◆ Exercise task: Go through the listing below and gather every line with the word "Facultés".

◆ Supplied data:
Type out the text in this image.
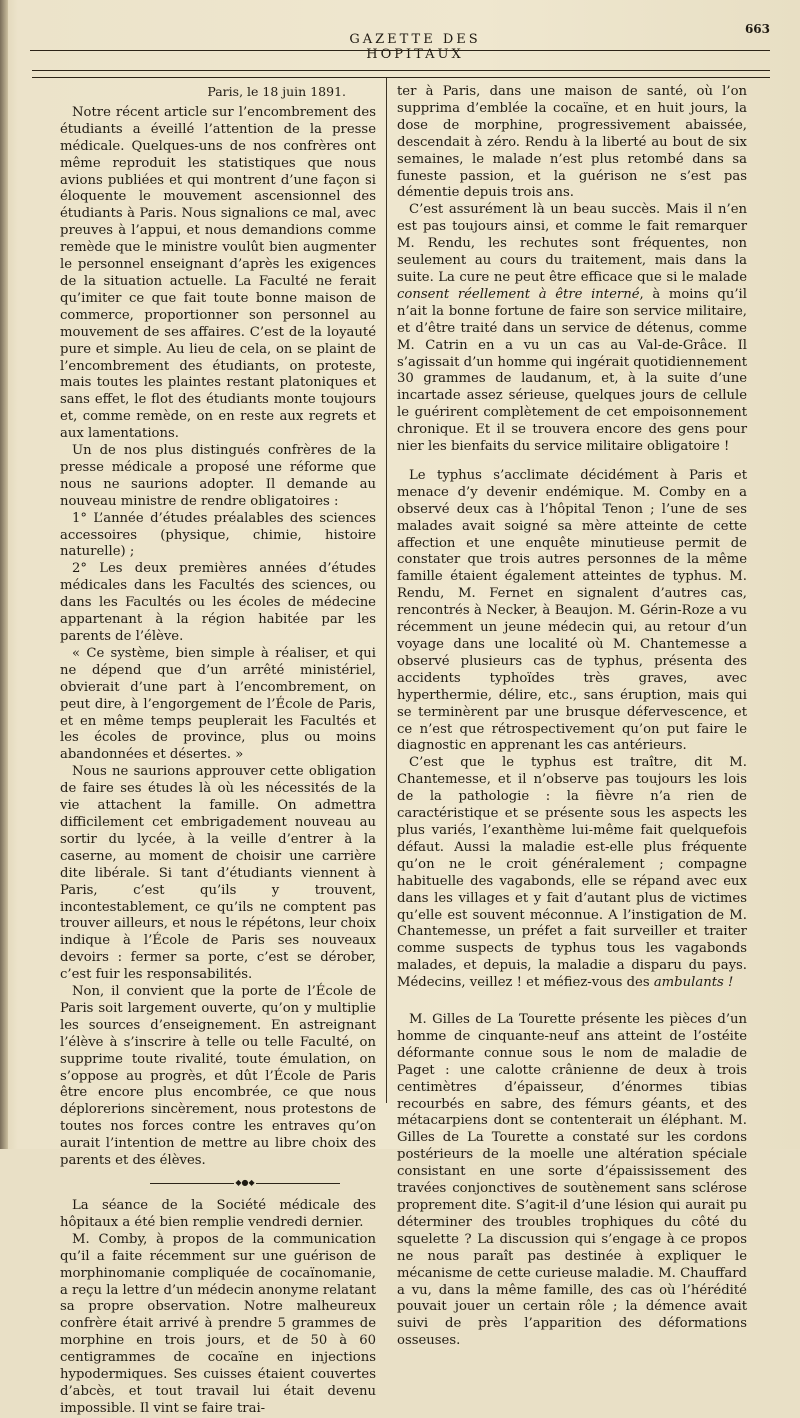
GAZETTE DES HOPITAUX
663

Paris, le 18 juin 1891.

Notre récent article sur l’encombrement des étudiants a éveillé l’attention de la presse médicale. Quelques-uns de nos confrères ont même reproduit les statistiques que nous avions publiées et qui montrent d’une façon si éloquente le mouvement ascensionnel des étudiants à Paris. Nous signalions ce mal, avec preuves à l’appui, et nous demandions comme remède que le ministre voulût bien augmenter le personnel enseignant d’après les exigences de la situation actuelle. La Faculté ne ferait qu’imiter ce que fait toute bonne maison de commerce, proportionner son personnel au mouvement de ses affaires. C’est de la loyauté pure et simple. Au lieu de cela, on se plaint de l’encombrement des étudiants, on proteste, mais toutes les plaintes restant platoniques et sans effet, le flot des étudiants monte toujours et, comme remède, on en reste aux regrets et aux lamentations.

Un de nos plus distingués confrères de la presse médicale a proposé une réforme que nous ne saurions adopter. Il demande au nouveau ministre de rendre obligatoires :

1° L’année d’études préalables des sciences accessoires (physique, chimie, histoire naturelle) ;

2° Les deux premières années d’études médicales dans les Facultés des sciences, ou dans les Facultés ou les écoles de médecine appartenant à la région habitée par les parents de l’élève.

« Ce système, bien simple à réaliser, et qui ne dépend que d’un arrêté ministériel, obvierait d’une part à l’encombrement, on peut dire, à l’engorgement de l’École de Paris, et en même temps peuplerait les Facultés et les écoles de province, plus ou moins abandonnées et désertes. »

Nous ne saurions approuver cette obligation de faire ses études là où les nécessités de la vie attachent la famille. On admettra difficilement cet embrigadement nouveau au sortir du lycée, à la veille d’entrer à la caserne, au moment de choisir une carrière dite libérale. Si tant d’étudiants viennent à Paris, c’est qu’ils y trouvent, incontestablement, ce qu’ils ne comptent pas trouver ailleurs, et nous le répétons, leur choix indique à l’École de Paris ses nouveaux devoirs : fermer sa porte, c’est se dérober, c’est fuir les responsabilités.

Non, il convient que la porte de l’École de Paris soit largement ouverte, qu’on y multiplie les sources d’enseignement. En astreignant l’élève à s’inscrire à telle ou telle Faculté, on supprime toute rivalité, toute émulation, on s’oppose au progrès, et dût l’École de Paris être encore plus encombrée, ce que nous déplorerions sincèrement, nous protestons de toutes nos forces contre les entraves qu’on aurait l’intention de mettre au libre choix des parents et des élèves.

◆●◆

La séance de la Société médicale des hôpitaux a été bien remplie vendredi dernier.

M. Comby, à propos de la communication qu’il a faite récemment sur une guérison de morphinomanie compliquée de cocaïnomanie, a reçu la lettre d’un médecin anonyme relatant sa propre observation. Notre malheureux confrère était arrivé à prendre 5 grammes de morphine en trois jours, et de 50 à 60 centigrammes de cocaïne en injections hypodermiques. Ses cuisses étaient couvertes d’abcès, et tout travail lui était devenu impossible. Il vint se faire trai-

ter à Paris, dans une maison de santé, où l’on supprima d’emblée la cocaïne, et en huit jours, la dose de morphine, progressivement abaissée, descendait à zéro. Rendu à la liberté au bout de six semaines, le malade n’est plus retombé dans sa funeste passion, et la guérison ne s’est pas démentie depuis trois ans.

C’est assurément là un beau succès. Mais il n’en est pas toujours ainsi, et comme le fait remarquer M. Rendu, les rechutes sont fréquentes, non seulement au cours du traitement, mais dans la suite. La cure ne peut être efficace que si le malade consent réellement à être interné, à moins qu’il n’ait la bonne fortune de faire son service militaire, et d’être traité dans un service de détenus, comme M. Catrin en a vu un cas au Val-de-Grâce. Il s’agissait d’un homme qui ingérait quotidiennement 30 grammes de laudanum, et, à la suite d’une incartade assez sérieuse, quelques jours de cellule le guérirent complètement de cet empoisonnement chronique. Et il se trouvera encore des gens pour nier les bienfaits du service militaire obligatoire !

Le typhus s’acclimate décidément à Paris et menace d’y devenir endémique. M. Comby en a observé deux cas à l’hôpital Tenon ; l’une de ses malades avait soigné sa mère atteinte de cette affection et une enquête minutieuse permit de constater que trois autres personnes de la même famille étaient également atteintes de typhus. M. Rendu, M. Fernet en signalent d’autres cas, rencontrés à Necker, à Beaujon. M. Gérin-Roze a vu récemment un jeune médecin qui, au retour d’un voyage dans une localité où M. Chantemesse a observé plusieurs cas de typhus, présenta des accidents typhoïdes très graves, avec hyperthermie, délire, etc., sans éruption, mais qui se terminèrent par une brusque défervescence, et ce n’est que rétrospectivement qu’on put faire le diagnostic en apprenant les cas antérieurs.

C’est que le typhus est traître, dit M. Chantemesse, et il n’observe pas toujours les lois de la pathologie : la fièvre n’a rien de caractéristique et se présente sous les aspects les plus variés, l’exanthème lui-même fait quelquefois défaut. Aussi la maladie est-elle plus fréquente qu’on ne le croit généralement ; compagne habituelle des vagabonds, elle se répand avec eux dans les villages et y fait d’autant plus de victimes qu’elle est souvent méconnue. A l’instigation de M. Chantemesse, un préfet a fait surveiller et traiter comme suspects de typhus tous les vagabonds malades, et depuis, la maladie a disparu du pays. Médecins, veillez ! et méfiez-vous des ambulants !

M. Gilles de La Tourette présente les pièces d’un homme de cinquante-neuf ans atteint de l’ostéite déformante connue sous le nom de maladie de Paget : une calotte crânienne de deux à trois centimètres d’épaisseur, d’énormes tibias recourbés en sabre, des fémurs géants, et des métacarpiens dont se contenterait un éléphant. M. Gilles de La Tourette a constaté sur les cordons postérieurs de la moelle une altération spéciale consistant en une sorte d’épaississement des travées conjonctives de soutènement sans sclérose proprement dite. S’agit-il d’une lésion qui aurait pu déterminer des troubles trophiques du côté du squelette ? La discussion qui s’engage à ce propos ne nous paraît pas destinée à expliquer le mécanisme de cette curieuse maladie. M. Chauffard a vu, dans la même famille, des cas où l’hérédité pouvait jouer un certain rôle ; la démence avait suivi de près l’apparition des déformations osseuses.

◆ Answer to the problem:
2° Les deux premières années d’études médicales dans les Facultés des sciences, ou dans les Facultés ou les écoles de médecine appartenant à la région habitée par les parents de l’élève.
« Ce système, bien simple à réaliser, et qui ne dépend que d’un arrêté ministériel, obvierait d’une part à l’encombrement, on peut dire, à l’engorgement de l’École de Paris, et en même temps peuplerait les Facultés et les écoles de province, plus ou moins abandonnées et désertes. »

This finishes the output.